Copy all lines holding the word "text" from the entries.
━━━
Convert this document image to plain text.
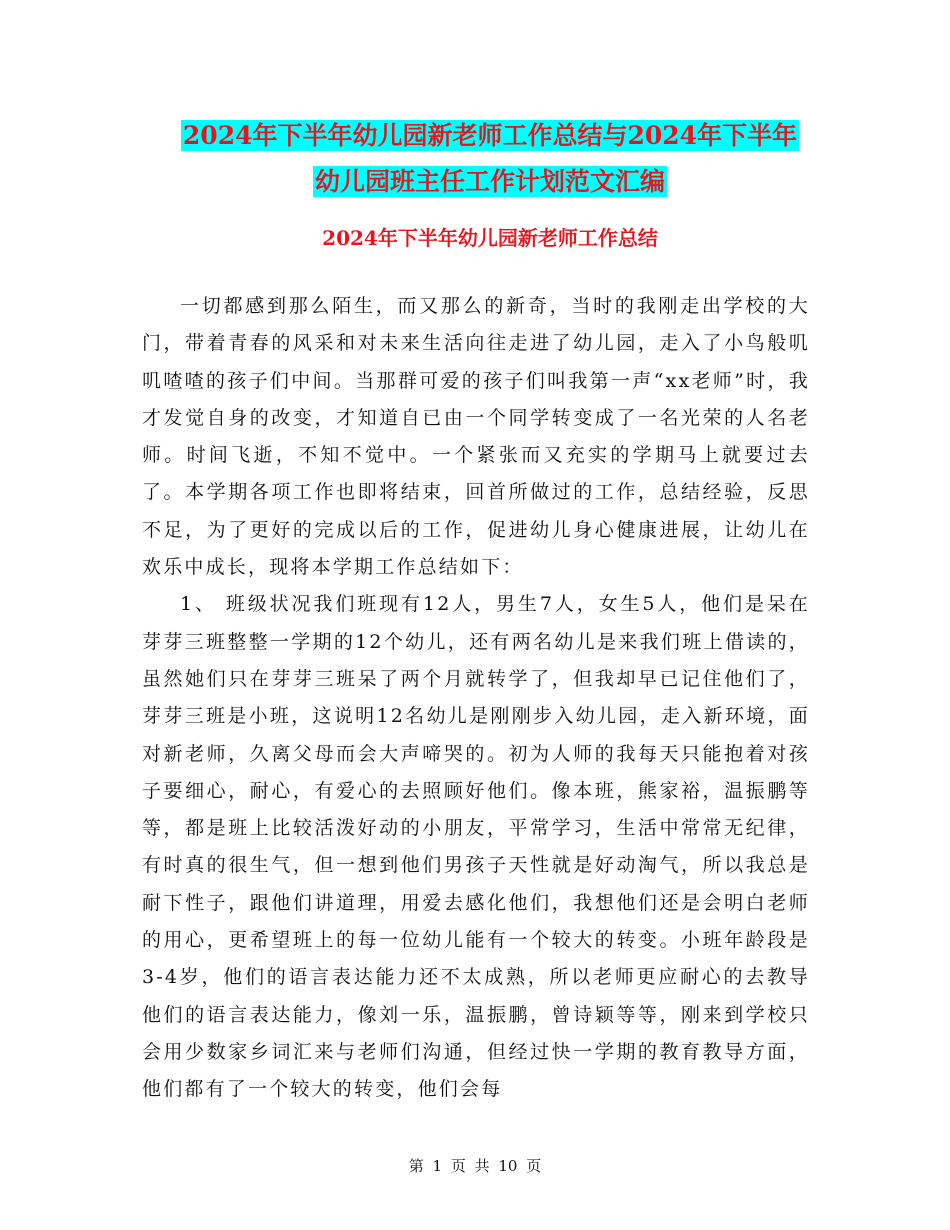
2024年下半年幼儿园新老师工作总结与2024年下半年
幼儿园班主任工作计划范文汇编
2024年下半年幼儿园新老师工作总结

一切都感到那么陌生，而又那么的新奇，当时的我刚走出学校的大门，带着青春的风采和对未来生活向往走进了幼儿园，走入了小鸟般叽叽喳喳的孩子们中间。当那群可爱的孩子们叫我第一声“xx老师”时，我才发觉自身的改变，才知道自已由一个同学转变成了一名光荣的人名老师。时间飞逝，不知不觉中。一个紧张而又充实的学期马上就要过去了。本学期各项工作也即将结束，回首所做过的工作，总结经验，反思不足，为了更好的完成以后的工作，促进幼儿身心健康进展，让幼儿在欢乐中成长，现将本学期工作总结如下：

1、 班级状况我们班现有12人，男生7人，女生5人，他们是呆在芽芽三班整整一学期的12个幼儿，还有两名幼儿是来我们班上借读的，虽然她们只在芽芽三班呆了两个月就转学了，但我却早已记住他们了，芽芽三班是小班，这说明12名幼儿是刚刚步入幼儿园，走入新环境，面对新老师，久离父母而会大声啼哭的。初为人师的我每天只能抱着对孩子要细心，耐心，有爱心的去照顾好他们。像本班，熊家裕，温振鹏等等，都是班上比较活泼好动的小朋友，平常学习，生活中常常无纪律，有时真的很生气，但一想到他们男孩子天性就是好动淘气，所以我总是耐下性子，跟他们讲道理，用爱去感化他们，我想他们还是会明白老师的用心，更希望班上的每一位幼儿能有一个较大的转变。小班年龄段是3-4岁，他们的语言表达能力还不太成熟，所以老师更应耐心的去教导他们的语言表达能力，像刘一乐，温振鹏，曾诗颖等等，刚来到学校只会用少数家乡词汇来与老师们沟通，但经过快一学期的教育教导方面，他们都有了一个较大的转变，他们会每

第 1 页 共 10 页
━━━
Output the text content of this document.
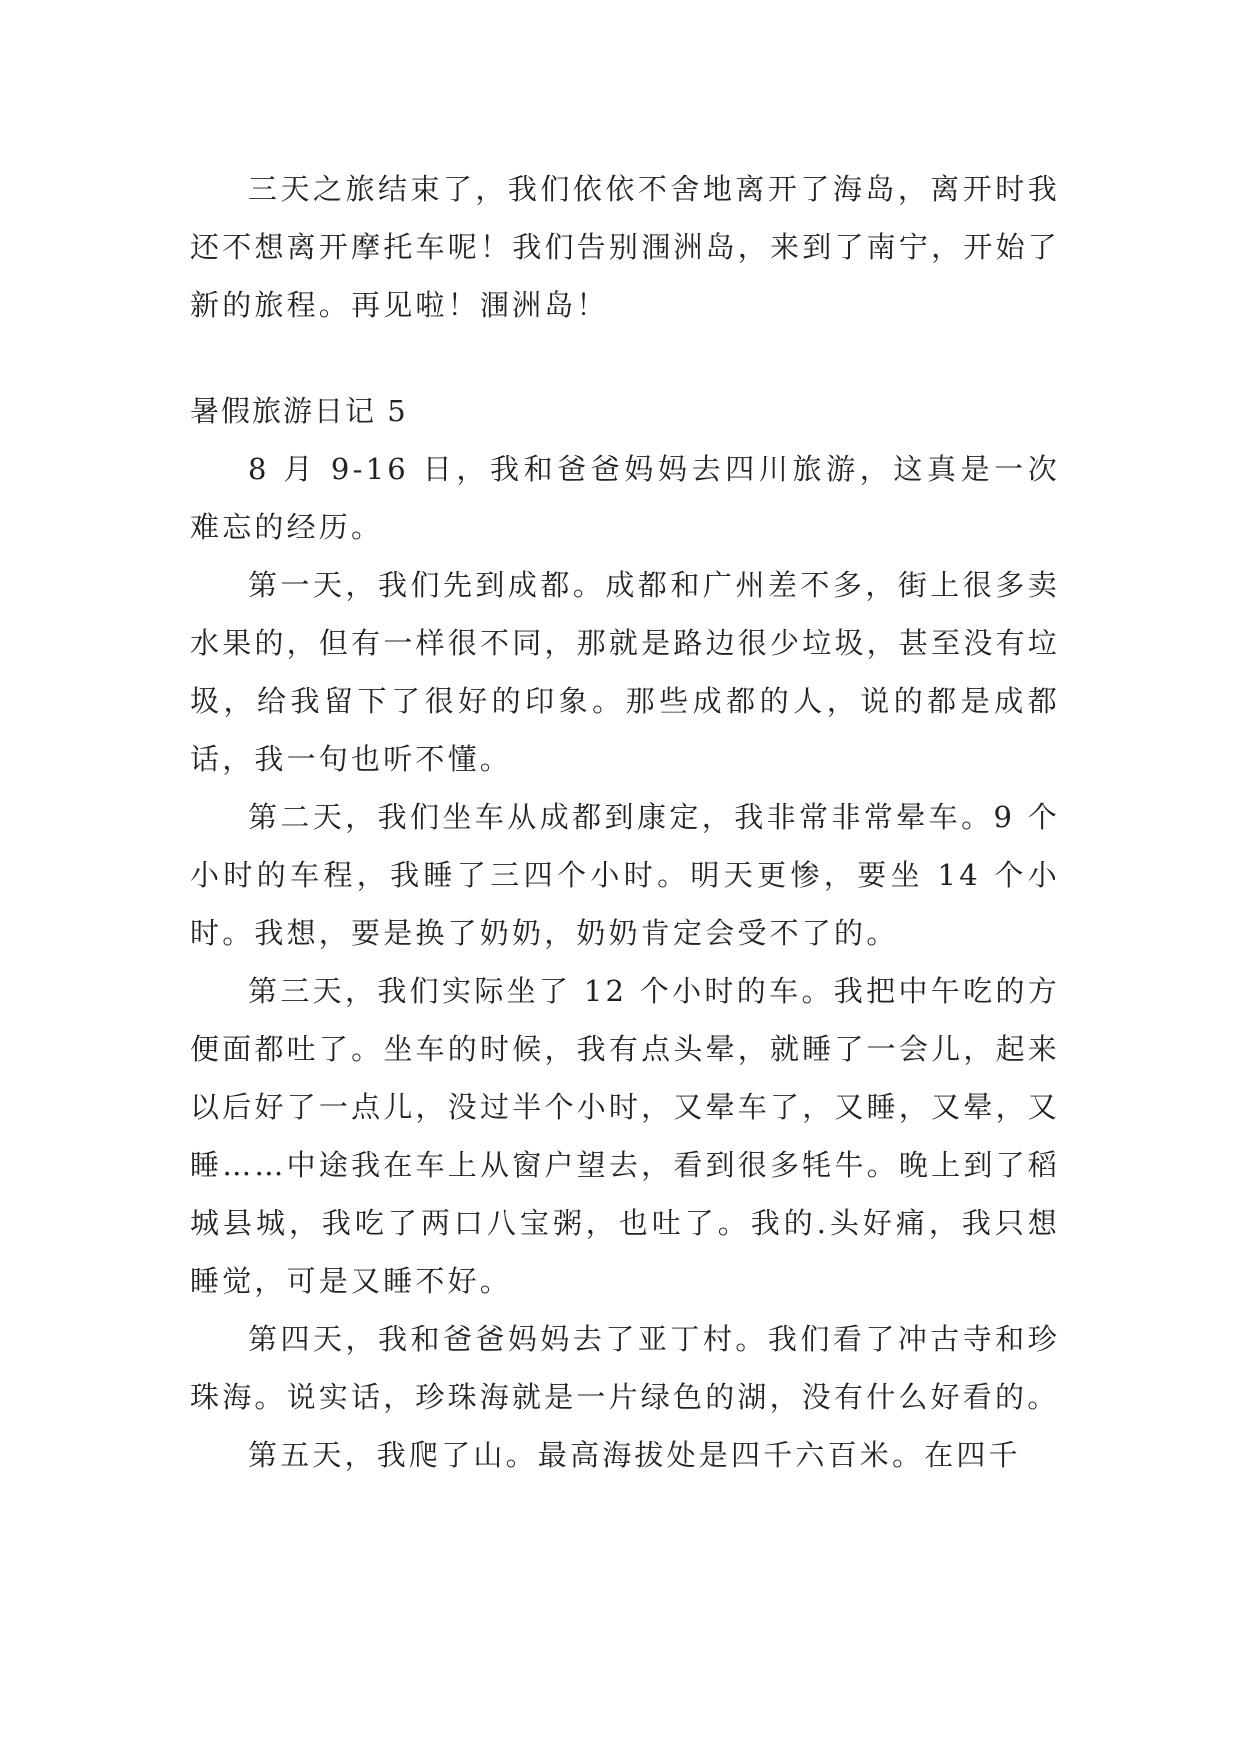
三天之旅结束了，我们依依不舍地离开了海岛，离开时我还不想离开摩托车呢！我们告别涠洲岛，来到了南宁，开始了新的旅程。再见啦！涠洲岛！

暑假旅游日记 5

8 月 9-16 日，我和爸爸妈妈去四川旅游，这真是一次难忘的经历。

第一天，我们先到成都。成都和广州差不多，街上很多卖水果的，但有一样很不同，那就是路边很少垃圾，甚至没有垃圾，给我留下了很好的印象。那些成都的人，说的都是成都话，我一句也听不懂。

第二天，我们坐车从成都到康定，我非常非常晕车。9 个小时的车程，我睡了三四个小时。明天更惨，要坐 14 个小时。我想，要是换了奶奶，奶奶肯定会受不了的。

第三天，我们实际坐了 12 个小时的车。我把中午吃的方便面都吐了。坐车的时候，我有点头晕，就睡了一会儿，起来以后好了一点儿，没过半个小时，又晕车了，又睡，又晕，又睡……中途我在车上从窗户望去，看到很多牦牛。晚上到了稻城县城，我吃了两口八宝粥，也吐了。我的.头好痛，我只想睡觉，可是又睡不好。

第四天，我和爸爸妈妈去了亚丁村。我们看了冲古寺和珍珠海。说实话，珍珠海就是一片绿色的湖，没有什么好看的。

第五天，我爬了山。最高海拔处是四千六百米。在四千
━━━
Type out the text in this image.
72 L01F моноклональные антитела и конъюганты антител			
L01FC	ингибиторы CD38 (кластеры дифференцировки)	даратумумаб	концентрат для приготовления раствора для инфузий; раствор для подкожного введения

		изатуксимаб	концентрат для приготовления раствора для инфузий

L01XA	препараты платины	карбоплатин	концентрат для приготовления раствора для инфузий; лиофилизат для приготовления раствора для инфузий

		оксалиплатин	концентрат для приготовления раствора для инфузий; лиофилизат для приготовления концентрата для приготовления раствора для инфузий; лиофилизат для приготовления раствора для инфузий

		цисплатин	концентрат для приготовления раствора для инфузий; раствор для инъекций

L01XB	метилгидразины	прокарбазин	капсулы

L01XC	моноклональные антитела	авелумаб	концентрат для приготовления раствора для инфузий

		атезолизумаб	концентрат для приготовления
━━━
Final result:
Convert this document image to plain text.
Output the text content of this document.
Type out the text in this image.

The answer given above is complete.